__Aim__: Go through the records and extract every line with the word "values".

__Data provided__:
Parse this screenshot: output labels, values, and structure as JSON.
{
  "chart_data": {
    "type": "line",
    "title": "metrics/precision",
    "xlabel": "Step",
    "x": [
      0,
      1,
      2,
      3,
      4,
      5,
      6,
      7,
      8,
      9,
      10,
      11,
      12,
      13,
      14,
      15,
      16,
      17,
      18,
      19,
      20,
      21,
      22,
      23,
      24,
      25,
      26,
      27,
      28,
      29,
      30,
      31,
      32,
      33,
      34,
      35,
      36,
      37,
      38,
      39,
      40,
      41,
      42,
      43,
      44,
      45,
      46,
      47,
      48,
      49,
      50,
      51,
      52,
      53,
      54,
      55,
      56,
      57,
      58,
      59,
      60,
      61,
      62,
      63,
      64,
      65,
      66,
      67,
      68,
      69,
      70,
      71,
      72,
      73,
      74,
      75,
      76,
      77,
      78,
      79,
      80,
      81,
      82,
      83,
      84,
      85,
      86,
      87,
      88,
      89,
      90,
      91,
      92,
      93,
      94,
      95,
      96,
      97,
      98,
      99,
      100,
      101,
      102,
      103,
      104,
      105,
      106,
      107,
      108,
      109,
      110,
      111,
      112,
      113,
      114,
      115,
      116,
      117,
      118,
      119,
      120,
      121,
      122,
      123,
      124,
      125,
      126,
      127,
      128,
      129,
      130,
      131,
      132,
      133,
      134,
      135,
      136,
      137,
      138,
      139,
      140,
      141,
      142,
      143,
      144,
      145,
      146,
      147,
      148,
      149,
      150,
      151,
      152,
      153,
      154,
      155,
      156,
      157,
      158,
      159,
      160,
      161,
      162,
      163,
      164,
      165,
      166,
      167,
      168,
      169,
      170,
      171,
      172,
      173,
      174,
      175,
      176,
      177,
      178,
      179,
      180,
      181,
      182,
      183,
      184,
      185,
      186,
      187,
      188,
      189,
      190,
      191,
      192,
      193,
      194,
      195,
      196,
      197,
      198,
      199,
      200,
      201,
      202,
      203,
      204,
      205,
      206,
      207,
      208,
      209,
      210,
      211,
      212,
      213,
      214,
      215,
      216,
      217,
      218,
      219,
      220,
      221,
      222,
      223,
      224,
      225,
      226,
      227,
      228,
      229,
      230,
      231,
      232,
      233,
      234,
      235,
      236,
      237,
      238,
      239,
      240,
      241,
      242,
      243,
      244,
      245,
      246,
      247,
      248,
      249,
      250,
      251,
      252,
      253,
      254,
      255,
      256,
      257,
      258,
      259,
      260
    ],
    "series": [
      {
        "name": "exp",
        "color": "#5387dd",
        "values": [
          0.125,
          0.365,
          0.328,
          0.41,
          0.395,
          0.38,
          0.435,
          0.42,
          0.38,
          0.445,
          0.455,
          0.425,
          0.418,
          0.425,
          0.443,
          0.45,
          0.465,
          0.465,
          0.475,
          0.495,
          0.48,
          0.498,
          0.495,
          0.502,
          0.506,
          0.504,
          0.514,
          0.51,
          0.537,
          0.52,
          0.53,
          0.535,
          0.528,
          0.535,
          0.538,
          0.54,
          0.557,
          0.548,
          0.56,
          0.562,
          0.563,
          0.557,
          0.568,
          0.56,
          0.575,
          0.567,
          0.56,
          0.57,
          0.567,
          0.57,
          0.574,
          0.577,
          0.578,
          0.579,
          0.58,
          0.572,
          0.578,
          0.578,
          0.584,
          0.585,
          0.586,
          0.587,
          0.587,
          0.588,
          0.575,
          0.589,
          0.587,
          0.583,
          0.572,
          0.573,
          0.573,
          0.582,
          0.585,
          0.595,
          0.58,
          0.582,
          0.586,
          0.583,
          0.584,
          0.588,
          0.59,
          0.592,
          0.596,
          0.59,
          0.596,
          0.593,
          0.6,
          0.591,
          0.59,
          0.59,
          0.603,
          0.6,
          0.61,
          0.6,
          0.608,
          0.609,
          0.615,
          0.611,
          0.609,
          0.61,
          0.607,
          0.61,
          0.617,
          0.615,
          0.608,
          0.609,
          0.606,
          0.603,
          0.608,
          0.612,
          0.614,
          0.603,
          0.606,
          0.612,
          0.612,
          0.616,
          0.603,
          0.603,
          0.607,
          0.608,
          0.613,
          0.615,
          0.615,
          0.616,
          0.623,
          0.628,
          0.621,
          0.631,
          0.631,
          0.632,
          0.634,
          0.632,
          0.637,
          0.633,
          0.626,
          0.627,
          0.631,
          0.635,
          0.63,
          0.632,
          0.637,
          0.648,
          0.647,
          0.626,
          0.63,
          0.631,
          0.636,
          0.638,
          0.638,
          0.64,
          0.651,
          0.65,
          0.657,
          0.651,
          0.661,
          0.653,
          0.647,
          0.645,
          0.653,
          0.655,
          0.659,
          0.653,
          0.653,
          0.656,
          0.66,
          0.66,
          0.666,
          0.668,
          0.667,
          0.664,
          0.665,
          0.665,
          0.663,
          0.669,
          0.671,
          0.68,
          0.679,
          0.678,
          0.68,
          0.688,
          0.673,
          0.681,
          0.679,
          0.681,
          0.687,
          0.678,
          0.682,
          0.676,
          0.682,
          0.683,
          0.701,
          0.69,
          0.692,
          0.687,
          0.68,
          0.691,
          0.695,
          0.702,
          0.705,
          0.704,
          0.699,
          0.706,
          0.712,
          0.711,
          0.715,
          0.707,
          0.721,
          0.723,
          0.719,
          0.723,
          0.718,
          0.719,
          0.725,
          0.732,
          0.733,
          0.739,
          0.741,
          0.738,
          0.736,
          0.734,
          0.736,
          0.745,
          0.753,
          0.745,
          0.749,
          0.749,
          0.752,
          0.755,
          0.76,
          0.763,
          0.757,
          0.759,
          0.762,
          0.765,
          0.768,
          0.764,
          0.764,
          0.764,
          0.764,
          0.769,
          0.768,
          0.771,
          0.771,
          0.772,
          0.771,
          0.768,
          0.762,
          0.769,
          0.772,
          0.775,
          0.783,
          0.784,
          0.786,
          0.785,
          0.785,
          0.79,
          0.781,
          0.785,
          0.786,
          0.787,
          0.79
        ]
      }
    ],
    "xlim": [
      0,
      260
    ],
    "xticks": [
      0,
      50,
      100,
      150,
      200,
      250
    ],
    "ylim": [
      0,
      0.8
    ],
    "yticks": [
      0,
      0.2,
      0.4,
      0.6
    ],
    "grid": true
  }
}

__Task response__:
Parse this screenshot: output labels, values, and structure as JSON.
        "values": [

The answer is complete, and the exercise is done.